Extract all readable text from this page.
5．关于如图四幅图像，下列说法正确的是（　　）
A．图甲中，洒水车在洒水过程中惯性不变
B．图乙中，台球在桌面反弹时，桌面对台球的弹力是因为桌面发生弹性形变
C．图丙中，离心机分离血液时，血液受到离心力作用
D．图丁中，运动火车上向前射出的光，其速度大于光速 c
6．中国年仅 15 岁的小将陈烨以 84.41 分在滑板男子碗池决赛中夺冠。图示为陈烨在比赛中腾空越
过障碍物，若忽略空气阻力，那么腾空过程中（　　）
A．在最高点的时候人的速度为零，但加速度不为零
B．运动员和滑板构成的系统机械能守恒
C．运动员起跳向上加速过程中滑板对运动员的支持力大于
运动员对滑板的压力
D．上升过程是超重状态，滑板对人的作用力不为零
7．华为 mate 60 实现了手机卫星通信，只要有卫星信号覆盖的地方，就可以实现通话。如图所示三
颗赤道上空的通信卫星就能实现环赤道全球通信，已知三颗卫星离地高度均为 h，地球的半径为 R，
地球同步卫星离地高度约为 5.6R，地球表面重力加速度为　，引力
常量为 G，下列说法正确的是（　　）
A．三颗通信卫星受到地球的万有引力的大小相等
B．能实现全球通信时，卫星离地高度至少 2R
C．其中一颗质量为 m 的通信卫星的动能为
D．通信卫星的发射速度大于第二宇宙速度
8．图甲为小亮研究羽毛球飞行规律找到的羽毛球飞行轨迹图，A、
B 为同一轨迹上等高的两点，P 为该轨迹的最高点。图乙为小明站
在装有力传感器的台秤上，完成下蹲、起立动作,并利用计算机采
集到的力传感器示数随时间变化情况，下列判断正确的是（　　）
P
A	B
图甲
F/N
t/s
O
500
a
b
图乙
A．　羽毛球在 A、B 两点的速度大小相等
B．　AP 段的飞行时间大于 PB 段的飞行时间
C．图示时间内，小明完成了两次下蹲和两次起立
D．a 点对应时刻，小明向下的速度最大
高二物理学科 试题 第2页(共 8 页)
+ + +
Take the listing above and write it out again exactly.

Extract all readable text from this page.
5．关于如图四幅图像，下列说法正确的是（　　）
A．图甲中，洒水车在洒水过程中惯性不变
B．图乙中，台球在桌面反弹时，桌面对台球的弹力是因为桌面发生弹性形变
C．图丙中，离心机分离血液时，血液受到离心力作用
D．图丁中，运动火车上向前射出的光，其速度大于光速 c
6．中国年仅 15 岁的小将陈烨以 84.41 分在滑板男子碗池决赛中夺冠。图示为陈烨在比赛中腾空越
过障碍物，若忽略空气阻力，那么腾空过程中（　　）
A．在最高点的时候人的速度为零，但加速度不为零
B．运动员和滑板构成的系统机械能守恒
C．运动员起跳向上加速过程中滑板对运动员的支持力大于
运动员对滑板的压力
D．上升过程是超重状态，滑板对人的作用力不为零
7．华为 mate 60 实现了手机卫星通信，只要有卫星信号覆盖的地方，就可以实现通话。如图所示三
颗赤道上空的通信卫星就能实现环赤道全球通信，已知三颗卫星离地高度均为 h，地球的半径为 R，
地球同步卫星离地高度约为 5.6R，地球表面重力加速度为　，引力
常量为 G，下列说法正确的是（　　）
A．三颗通信卫星受到地球的万有引力的大小相等
B．能实现全球通信时，卫星离地高度至少 2R
C．其中一颗质量为 m 的通信卫星的动能为
D．通信卫星的发射速度大于第二宇宙速度
8．图甲为小亮研究羽毛球飞行规律找到的羽毛球飞行轨迹图，A、
B 为同一轨迹上等高的两点，P 为该轨迹的最高点。图乙为小明站
在装有力传感器的台秤上，完成下蹲、起立动作,并利用计算机采
集到的力传感器示数随时间变化情况，下列判断正确的是（　　）
P
A	B
图甲
F/N
t/s
O
500
a
b
图乙
A．　羽毛球在 A、B 两点的速度大小相等
B．　AP 段的飞行时间大于 PB 段的飞行时间
C．图示时间内，小明完成了两次下蹲和两次起立
D．a 点对应时刻，小明向下的速度最大
高二物理学科 试题 第2页(共 8 页)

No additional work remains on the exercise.